[Task to carry out] Reproduce every line of the listing as written, apart from the pictures.
________________
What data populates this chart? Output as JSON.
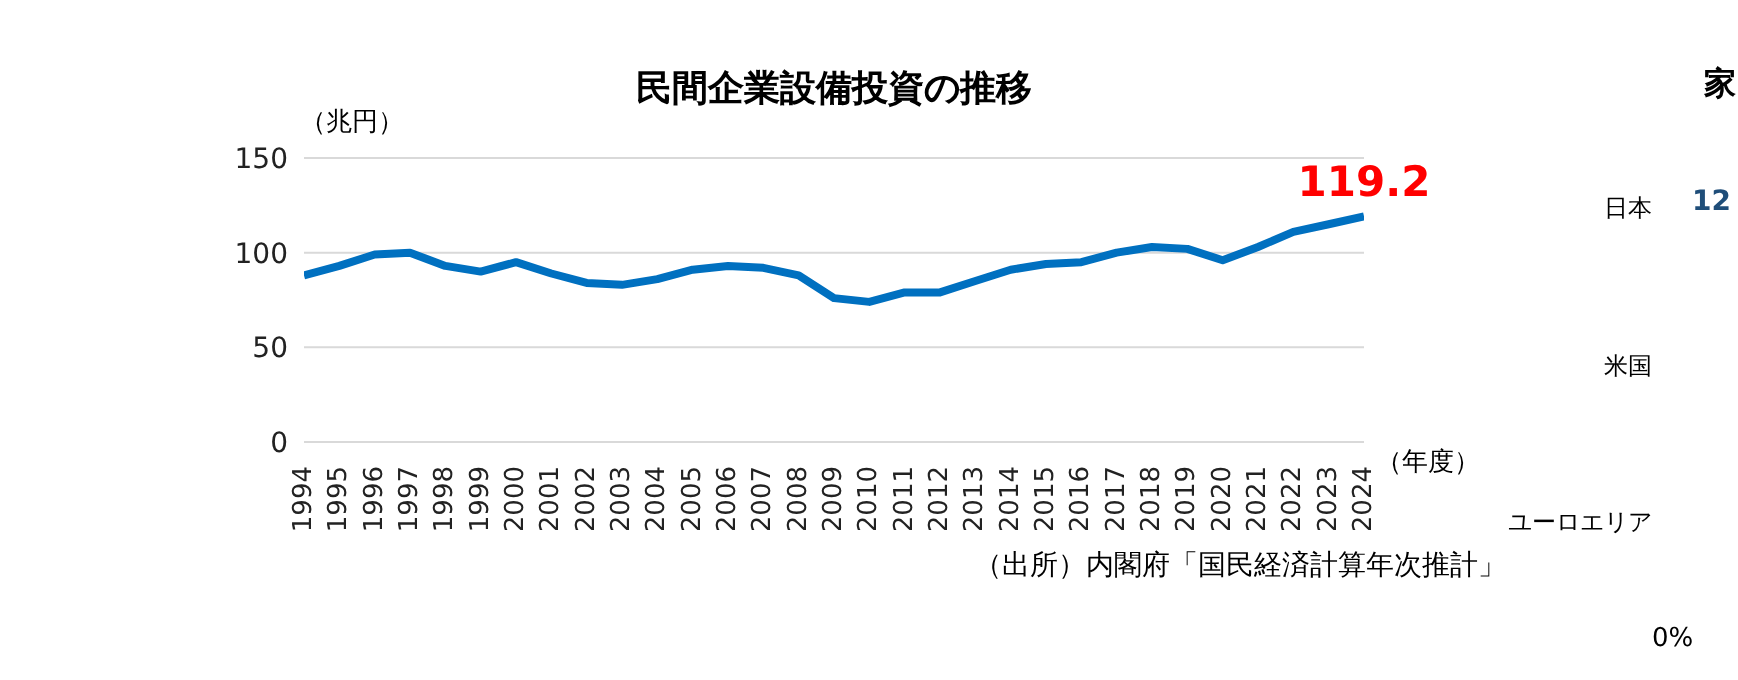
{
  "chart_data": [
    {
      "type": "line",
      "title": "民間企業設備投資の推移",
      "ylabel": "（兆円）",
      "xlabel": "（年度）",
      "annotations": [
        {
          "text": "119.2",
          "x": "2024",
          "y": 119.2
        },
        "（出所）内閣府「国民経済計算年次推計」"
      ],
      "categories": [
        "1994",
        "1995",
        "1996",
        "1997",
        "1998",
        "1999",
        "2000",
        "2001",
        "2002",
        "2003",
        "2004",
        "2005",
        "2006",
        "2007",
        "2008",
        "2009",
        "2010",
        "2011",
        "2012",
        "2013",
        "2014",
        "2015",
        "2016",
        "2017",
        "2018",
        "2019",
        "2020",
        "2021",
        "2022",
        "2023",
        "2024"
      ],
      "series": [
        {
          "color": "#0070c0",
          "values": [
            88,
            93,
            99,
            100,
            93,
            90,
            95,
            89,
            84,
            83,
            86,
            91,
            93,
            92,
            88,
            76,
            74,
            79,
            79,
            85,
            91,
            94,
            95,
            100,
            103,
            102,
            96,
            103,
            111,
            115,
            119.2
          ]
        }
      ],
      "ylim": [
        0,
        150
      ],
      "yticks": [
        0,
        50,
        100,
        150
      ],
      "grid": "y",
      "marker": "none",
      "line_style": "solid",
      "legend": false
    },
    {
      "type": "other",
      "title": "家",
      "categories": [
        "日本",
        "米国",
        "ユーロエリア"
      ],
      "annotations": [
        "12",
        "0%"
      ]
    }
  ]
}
________________
[Result of the exercise]
What data populates this chart? Output as JSON.
{
  "chart_data": [
    {
      "type": "line",
      "title": "民間企業設備投資の推移",
      "ylabel": "（兆円）",
      "xlabel": "（年度）",
      "annotations": [
        {
          "text": "119.2",
          "x": "2024",
          "y": 119.2
        },
        "（出所）内閣府「国民経済計算年次推計」"
      ],
      "categories": [
        "1994",
        "1995",
        "1996",
        "1997",
        "1998",
        "1999",
        "2000",
        "2001",
        "2002",
        "2003",
        "2004",
        "2005",
        "2006",
        "2007",
        "2008",
        "2009",
        "2010",
        "2011",
        "2012",
        "2013",
        "2014",
        "2015",
        "2016",
        "2017",
        "2018",
        "2019",
        "2020",
        "2021",
        "2022",
        "2023",
        "2024"
      ],
      "series": [
        {
          "color": "#0070c0",
          "values": [
            88,
            93,
            99,
            100,
            93,
            90,
            95,
            89,
            84,
            83,
            86,
            91,
            93,
            92,
            88,
            76,
            74,
            79,
            79,
            85,
            91,
            94,
            95,
            100,
            103,
            102,
            96,
            103,
            111,
            115,
            119.2
          ]
        }
      ],
      "ylim": [
        0,
        150
      ],
      "yticks": [
        0,
        50,
        100,
        150
      ],
      "grid": "y",
      "marker": "none",
      "line_style": "solid",
      "legend": false
    },
    {
      "type": "other",
      "title": "家",
      "categories": [
        "日本",
        "米国",
        "ユーロエリア"
      ],
      "annotations": [
        "12",
        "0%"
      ]
    }
  ]
}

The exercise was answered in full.